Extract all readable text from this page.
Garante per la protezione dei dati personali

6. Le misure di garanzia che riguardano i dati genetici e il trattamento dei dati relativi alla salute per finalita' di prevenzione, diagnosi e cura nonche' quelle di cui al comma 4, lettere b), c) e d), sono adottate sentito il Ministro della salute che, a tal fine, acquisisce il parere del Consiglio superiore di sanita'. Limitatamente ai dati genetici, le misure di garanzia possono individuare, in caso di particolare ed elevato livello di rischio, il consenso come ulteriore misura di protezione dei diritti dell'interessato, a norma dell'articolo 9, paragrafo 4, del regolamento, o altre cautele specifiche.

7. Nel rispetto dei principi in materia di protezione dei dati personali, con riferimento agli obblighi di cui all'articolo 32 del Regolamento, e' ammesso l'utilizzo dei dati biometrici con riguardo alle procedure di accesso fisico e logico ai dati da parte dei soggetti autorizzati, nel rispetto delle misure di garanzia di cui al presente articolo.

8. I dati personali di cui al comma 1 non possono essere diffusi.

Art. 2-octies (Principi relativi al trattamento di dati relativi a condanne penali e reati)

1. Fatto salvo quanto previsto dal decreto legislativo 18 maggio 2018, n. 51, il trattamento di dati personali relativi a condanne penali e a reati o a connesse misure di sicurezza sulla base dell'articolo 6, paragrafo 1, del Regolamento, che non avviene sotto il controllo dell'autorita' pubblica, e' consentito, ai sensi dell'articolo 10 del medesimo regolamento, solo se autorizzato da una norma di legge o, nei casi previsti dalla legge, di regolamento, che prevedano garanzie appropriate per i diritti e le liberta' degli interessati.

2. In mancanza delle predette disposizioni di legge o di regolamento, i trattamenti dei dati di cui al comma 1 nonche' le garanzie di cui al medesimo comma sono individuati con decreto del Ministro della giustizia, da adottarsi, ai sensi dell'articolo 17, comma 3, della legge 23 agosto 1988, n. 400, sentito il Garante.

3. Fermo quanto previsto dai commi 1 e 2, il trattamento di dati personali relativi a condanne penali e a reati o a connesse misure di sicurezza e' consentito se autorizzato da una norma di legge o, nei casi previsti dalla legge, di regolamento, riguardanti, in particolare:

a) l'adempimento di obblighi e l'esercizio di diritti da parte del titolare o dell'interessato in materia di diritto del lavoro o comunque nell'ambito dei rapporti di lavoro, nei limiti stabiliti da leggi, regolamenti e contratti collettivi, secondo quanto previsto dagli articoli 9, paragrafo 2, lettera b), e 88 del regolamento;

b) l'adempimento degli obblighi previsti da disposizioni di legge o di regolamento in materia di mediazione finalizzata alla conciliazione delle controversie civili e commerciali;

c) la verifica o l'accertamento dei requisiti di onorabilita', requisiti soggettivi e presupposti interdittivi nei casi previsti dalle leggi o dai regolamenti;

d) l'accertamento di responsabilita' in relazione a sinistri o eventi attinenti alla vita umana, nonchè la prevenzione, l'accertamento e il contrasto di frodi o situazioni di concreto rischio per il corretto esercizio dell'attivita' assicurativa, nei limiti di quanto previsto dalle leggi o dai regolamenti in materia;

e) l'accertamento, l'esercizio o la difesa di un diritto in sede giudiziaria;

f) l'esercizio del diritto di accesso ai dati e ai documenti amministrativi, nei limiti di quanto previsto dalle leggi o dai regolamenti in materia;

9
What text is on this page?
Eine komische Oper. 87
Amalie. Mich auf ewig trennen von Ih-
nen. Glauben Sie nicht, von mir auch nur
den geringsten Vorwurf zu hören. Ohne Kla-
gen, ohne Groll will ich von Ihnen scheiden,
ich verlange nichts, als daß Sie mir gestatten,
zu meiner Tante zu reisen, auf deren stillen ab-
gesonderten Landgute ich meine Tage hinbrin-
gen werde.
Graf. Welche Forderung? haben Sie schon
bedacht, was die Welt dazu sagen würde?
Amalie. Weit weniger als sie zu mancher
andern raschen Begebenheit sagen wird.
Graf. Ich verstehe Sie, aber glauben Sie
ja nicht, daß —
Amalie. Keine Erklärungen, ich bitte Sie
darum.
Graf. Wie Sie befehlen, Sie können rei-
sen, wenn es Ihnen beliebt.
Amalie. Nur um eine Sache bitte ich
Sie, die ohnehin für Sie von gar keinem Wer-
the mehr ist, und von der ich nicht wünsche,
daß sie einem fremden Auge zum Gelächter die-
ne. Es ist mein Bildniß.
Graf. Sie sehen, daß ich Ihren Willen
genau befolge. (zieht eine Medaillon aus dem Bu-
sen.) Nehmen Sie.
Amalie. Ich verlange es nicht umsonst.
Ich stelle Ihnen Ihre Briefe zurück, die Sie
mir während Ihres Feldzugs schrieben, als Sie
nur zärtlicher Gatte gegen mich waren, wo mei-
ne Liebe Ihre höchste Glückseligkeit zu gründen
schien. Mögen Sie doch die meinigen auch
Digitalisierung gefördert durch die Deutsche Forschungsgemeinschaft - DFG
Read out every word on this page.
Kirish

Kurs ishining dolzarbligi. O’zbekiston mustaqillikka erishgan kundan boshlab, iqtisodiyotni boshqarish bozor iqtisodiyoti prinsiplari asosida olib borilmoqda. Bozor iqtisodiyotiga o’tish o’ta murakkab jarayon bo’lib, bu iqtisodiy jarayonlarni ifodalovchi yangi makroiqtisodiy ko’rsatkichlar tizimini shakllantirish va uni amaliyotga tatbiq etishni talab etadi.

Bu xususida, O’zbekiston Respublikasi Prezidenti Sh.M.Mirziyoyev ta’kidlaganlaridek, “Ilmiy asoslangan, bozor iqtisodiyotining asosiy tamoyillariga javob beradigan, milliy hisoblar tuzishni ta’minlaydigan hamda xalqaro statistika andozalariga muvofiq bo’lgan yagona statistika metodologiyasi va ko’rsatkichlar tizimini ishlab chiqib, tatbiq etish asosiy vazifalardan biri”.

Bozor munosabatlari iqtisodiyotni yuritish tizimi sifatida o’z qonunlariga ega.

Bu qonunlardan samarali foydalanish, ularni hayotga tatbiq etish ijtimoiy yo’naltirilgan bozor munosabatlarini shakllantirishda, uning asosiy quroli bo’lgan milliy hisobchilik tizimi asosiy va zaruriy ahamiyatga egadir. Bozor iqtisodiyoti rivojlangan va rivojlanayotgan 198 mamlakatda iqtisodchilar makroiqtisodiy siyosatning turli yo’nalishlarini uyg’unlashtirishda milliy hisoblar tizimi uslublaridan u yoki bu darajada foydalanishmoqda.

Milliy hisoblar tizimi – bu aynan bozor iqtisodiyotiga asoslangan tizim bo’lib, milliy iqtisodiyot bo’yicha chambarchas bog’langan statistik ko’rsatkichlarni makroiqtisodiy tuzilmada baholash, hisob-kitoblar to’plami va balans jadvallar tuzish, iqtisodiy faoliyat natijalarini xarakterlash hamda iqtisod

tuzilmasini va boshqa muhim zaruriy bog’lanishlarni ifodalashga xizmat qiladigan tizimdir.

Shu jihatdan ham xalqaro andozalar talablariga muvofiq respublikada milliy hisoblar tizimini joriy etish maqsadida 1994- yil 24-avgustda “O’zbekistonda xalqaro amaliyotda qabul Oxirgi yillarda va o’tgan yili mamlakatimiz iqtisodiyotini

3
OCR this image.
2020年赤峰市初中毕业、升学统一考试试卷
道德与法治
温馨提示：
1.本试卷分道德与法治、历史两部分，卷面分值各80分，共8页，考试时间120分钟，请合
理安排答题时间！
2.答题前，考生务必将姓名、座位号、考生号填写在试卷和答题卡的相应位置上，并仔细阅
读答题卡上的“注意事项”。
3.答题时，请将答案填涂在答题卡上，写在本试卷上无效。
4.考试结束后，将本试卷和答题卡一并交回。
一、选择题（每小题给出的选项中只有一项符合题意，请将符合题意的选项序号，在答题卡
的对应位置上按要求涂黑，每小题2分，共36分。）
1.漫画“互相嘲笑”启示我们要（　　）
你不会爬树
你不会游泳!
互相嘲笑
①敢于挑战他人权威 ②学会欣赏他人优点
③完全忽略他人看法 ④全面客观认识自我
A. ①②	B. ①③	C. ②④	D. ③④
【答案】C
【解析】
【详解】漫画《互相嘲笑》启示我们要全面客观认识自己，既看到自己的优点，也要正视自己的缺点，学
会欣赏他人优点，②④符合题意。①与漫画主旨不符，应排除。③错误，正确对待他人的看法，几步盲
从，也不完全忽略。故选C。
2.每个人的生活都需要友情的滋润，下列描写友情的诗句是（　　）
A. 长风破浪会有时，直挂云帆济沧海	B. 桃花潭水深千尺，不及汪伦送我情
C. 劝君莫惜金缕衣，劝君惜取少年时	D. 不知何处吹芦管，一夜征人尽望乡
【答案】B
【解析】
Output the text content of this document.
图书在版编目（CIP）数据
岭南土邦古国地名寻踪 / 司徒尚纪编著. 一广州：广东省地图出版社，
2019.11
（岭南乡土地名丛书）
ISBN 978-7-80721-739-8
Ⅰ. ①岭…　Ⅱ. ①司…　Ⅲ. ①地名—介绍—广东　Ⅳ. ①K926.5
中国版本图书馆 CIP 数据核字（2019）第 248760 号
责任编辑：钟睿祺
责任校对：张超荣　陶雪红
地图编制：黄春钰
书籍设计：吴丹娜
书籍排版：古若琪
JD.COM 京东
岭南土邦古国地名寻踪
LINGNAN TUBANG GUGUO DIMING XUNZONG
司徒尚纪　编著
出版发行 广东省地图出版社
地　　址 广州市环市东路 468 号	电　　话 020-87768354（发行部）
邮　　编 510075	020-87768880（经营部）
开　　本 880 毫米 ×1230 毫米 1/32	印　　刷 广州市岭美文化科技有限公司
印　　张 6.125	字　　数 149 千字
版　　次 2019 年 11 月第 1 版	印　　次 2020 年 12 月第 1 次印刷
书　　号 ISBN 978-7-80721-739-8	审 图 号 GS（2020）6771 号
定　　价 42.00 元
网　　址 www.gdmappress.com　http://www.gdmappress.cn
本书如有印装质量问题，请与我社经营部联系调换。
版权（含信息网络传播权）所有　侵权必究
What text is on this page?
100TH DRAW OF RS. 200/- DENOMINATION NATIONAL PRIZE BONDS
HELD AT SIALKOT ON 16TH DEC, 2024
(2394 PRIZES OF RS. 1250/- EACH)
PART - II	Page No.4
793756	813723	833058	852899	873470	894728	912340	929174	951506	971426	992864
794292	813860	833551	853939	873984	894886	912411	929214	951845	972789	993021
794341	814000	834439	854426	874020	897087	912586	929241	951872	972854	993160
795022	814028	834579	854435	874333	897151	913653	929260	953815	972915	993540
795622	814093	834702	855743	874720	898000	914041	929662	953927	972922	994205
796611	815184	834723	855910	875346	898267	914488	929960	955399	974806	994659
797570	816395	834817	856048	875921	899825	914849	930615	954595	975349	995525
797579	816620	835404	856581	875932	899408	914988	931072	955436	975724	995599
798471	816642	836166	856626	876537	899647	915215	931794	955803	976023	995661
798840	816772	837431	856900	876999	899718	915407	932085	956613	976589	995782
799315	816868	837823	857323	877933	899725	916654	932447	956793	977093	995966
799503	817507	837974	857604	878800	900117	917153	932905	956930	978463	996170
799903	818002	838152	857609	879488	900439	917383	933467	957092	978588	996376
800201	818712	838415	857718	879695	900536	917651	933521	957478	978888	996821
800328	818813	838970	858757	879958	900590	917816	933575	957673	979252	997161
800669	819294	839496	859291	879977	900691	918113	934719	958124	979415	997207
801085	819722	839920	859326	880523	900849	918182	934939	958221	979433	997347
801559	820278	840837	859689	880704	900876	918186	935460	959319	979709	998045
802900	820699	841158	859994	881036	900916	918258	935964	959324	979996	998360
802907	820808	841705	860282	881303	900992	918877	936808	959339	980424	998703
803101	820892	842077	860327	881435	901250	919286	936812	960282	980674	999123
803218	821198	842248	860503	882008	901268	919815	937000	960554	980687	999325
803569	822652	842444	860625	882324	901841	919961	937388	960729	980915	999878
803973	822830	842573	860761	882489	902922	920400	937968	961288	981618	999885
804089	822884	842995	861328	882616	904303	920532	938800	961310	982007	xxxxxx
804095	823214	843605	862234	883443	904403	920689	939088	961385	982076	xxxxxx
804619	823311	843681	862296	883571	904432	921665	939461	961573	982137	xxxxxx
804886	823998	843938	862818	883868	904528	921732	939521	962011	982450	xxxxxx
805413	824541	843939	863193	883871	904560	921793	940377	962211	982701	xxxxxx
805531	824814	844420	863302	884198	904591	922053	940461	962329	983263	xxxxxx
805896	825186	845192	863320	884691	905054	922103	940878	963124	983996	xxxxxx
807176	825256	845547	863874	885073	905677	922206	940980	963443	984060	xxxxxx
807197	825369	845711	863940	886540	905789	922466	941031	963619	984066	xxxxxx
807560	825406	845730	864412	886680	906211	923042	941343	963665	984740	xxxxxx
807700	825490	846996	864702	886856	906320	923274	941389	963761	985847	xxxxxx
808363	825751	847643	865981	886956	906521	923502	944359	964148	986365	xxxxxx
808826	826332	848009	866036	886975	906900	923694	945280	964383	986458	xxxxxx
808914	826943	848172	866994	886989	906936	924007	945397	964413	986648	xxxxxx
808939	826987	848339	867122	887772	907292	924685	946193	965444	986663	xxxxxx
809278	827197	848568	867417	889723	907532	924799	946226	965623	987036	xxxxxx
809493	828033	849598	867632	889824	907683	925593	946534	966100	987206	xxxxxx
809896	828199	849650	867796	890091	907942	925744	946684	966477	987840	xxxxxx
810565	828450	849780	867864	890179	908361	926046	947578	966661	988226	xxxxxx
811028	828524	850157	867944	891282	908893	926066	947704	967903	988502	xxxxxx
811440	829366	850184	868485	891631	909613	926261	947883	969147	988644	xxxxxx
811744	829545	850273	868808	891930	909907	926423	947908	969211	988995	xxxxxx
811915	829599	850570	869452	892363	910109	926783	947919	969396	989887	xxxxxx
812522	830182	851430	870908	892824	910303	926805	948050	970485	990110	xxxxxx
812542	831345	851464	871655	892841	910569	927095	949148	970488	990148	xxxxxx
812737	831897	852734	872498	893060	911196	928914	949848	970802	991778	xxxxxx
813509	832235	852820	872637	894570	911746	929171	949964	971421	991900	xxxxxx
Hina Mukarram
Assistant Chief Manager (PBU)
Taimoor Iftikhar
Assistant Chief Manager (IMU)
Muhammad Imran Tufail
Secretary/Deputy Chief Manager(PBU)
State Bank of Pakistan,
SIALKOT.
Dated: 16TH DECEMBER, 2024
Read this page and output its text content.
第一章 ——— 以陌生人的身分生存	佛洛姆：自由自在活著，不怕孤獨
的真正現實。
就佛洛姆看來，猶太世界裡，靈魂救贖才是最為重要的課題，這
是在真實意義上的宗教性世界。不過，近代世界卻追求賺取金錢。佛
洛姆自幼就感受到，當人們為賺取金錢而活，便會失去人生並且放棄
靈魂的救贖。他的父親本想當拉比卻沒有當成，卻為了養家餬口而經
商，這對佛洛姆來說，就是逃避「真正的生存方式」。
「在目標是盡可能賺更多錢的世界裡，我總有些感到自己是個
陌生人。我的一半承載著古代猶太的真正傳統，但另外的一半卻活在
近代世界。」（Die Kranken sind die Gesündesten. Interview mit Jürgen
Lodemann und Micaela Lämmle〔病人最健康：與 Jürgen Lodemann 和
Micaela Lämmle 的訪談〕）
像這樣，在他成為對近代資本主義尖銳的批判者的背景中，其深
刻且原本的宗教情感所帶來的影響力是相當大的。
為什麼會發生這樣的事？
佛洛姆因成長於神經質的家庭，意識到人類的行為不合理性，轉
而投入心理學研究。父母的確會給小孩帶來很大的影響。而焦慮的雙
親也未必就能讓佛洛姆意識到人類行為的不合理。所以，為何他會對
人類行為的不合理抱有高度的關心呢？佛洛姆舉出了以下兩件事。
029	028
◇ ◇ ◇ ◇ ◇
| EXERCISE TASK |
Only a number is wanted: how many lines contain the word "muvofiq"?

| FULL RESPONSE |
2